WHAT YOU WILL DO ▸ Please duplicate the lines of the items word for word, from the start of the items through the line containing "default-value-label: Default value: [1019, 340, 1314, 356]".

Box coordinate listings ▸
--

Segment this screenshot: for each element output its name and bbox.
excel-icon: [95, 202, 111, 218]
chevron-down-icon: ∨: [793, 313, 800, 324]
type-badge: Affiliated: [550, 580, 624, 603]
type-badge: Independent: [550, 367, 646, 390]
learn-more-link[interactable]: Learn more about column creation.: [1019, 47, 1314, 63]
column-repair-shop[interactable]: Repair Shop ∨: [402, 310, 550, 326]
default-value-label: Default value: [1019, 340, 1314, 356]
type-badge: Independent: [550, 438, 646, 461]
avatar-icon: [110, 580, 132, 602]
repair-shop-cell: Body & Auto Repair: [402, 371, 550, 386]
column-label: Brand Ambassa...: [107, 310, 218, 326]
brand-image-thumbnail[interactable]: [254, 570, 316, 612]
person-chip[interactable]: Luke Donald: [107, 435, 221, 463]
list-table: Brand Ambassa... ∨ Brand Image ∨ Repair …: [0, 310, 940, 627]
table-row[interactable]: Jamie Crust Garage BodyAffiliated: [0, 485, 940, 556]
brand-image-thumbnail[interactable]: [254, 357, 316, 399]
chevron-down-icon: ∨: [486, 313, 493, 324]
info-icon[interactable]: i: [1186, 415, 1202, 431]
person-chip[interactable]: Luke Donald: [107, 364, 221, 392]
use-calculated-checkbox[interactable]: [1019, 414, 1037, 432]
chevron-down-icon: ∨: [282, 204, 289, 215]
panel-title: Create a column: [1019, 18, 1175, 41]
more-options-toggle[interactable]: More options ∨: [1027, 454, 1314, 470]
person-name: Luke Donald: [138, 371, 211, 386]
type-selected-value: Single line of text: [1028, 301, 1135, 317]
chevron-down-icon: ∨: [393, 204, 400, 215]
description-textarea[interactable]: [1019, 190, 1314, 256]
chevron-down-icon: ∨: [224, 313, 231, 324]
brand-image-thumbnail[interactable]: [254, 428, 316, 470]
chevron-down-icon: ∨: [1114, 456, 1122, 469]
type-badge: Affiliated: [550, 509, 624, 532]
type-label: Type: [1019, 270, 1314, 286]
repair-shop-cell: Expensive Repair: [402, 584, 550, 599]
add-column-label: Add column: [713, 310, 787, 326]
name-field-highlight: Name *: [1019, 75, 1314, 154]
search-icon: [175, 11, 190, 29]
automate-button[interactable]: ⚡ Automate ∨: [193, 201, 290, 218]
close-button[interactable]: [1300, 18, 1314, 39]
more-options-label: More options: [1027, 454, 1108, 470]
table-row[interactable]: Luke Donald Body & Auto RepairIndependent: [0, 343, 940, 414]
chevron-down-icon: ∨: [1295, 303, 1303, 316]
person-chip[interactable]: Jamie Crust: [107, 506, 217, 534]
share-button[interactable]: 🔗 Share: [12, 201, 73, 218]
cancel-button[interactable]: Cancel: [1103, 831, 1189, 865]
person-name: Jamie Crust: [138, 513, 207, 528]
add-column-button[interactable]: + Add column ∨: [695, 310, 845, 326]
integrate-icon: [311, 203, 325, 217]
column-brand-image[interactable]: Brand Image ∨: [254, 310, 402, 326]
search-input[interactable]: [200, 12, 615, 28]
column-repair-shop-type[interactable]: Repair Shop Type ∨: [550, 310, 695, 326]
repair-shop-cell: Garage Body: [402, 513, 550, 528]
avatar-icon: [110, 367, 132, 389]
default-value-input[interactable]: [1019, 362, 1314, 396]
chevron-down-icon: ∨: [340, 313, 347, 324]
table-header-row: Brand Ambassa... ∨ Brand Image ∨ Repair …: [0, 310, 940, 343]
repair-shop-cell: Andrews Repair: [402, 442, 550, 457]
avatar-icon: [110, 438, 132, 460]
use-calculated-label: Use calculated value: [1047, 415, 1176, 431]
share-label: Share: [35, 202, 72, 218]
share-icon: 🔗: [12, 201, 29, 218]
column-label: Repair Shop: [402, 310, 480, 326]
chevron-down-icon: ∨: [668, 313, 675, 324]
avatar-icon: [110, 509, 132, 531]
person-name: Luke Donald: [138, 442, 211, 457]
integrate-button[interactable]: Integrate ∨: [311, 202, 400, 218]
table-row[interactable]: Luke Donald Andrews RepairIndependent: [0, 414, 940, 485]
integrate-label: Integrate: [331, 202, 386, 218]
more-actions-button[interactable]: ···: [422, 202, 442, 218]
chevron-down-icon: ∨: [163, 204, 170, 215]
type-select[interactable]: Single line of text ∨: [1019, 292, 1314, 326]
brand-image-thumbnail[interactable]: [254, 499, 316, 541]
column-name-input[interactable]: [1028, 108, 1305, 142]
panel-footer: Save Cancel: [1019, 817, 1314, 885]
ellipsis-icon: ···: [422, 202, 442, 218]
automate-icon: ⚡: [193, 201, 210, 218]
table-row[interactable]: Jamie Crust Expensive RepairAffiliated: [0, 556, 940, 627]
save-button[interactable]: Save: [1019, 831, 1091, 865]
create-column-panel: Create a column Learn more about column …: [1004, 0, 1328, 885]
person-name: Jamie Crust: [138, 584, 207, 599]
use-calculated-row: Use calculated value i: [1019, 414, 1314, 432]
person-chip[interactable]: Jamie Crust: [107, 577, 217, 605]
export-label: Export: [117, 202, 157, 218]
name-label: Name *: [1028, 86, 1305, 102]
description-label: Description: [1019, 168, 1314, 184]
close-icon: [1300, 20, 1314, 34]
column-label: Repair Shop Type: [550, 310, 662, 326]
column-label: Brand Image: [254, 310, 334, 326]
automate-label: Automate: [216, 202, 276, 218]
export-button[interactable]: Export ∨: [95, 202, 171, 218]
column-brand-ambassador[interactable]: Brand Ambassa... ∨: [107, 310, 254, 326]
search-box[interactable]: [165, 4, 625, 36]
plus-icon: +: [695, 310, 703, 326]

--

ANSWER TO THIS TASK ▸
Segment this screenshot: for each element output its name and bbox.
excel-icon: [95, 202, 111, 218]
chevron-down-icon: ∨: [793, 313, 800, 324]
type-badge: Affiliated: [550, 580, 624, 603]
type-badge: Independent: [550, 367, 646, 390]
learn-more-link[interactable]: Learn more about column creation.: [1019, 47, 1314, 63]
column-repair-shop[interactable]: Repair Shop ∨: [402, 310, 550, 326]
default-value-label: Default value: [1019, 340, 1314, 356]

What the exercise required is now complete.